GIVEN PROBLEM
Identify every row below that contains the string "Papertrans", and copy each of those rows in full.

-- start of EXTRACTED INFORMATION --

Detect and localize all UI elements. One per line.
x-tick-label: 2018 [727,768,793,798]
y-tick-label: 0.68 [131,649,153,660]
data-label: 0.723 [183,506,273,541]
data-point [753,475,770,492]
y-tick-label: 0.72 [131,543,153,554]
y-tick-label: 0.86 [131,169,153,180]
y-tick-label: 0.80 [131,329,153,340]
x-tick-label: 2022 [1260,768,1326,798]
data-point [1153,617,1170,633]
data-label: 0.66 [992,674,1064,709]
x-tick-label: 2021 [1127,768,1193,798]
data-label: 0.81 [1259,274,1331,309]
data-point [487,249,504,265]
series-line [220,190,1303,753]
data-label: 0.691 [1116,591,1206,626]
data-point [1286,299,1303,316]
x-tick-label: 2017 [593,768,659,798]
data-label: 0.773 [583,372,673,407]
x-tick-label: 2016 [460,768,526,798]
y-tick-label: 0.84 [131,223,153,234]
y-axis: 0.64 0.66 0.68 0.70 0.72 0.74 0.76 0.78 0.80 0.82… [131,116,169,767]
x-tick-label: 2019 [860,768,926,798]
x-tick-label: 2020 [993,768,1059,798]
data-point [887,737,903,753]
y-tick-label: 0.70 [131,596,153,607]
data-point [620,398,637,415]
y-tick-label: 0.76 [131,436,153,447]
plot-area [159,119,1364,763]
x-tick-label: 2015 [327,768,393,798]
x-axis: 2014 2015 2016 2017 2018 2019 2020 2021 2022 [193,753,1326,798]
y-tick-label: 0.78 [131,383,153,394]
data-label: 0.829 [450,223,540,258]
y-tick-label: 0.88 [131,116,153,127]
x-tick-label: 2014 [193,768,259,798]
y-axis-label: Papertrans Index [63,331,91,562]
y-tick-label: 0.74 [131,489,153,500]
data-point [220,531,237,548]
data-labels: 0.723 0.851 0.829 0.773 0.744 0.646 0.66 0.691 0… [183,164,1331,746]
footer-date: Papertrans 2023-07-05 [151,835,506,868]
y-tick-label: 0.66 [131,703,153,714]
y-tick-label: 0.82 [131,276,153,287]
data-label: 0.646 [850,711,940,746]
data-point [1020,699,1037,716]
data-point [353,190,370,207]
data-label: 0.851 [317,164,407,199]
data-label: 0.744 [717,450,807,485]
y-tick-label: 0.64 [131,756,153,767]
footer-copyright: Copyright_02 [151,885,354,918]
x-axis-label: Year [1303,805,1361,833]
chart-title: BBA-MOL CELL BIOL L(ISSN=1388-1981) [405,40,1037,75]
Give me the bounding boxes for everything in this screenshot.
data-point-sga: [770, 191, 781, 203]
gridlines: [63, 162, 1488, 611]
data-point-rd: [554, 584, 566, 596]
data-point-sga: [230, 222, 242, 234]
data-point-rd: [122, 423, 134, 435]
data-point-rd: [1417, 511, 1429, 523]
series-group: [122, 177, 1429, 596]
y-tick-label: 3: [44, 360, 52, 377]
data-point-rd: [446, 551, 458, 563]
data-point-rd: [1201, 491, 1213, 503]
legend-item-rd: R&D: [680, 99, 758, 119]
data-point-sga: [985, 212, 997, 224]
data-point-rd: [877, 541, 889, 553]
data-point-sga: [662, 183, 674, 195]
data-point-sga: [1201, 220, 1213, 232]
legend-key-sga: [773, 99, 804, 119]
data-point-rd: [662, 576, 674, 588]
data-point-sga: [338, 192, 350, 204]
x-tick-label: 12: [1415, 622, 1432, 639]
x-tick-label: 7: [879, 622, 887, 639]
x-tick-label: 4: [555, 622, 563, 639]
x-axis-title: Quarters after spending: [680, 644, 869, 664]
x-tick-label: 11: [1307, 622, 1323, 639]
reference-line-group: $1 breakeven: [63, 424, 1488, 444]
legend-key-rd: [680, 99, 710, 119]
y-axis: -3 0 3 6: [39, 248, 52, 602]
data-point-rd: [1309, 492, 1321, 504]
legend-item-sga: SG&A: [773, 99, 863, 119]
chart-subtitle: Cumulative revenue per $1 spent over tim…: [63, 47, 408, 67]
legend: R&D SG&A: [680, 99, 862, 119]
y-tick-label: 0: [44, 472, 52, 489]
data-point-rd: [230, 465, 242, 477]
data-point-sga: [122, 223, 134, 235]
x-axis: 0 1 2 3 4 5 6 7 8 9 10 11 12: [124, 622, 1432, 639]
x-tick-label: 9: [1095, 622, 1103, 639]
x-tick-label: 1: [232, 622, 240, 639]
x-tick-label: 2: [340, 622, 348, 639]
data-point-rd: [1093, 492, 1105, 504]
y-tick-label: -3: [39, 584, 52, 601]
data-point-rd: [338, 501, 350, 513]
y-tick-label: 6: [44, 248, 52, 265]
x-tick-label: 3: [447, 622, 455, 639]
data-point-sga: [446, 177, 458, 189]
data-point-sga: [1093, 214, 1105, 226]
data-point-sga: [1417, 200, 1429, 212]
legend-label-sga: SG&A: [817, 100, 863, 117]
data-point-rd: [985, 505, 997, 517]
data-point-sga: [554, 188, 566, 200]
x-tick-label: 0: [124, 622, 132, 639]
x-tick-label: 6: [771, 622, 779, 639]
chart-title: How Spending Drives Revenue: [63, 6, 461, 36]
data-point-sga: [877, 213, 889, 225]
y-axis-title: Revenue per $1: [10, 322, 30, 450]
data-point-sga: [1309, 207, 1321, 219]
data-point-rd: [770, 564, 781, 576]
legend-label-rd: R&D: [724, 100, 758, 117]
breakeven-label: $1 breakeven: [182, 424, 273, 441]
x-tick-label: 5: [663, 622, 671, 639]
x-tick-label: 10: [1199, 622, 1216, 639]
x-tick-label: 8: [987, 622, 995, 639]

-- end of EXTRACTED INFORMATION --

RESPONSE
y-axis-label: Papertrans Index [63,331,91,562]
footer-date: Papertrans 2023-07-05 [151,835,506,868]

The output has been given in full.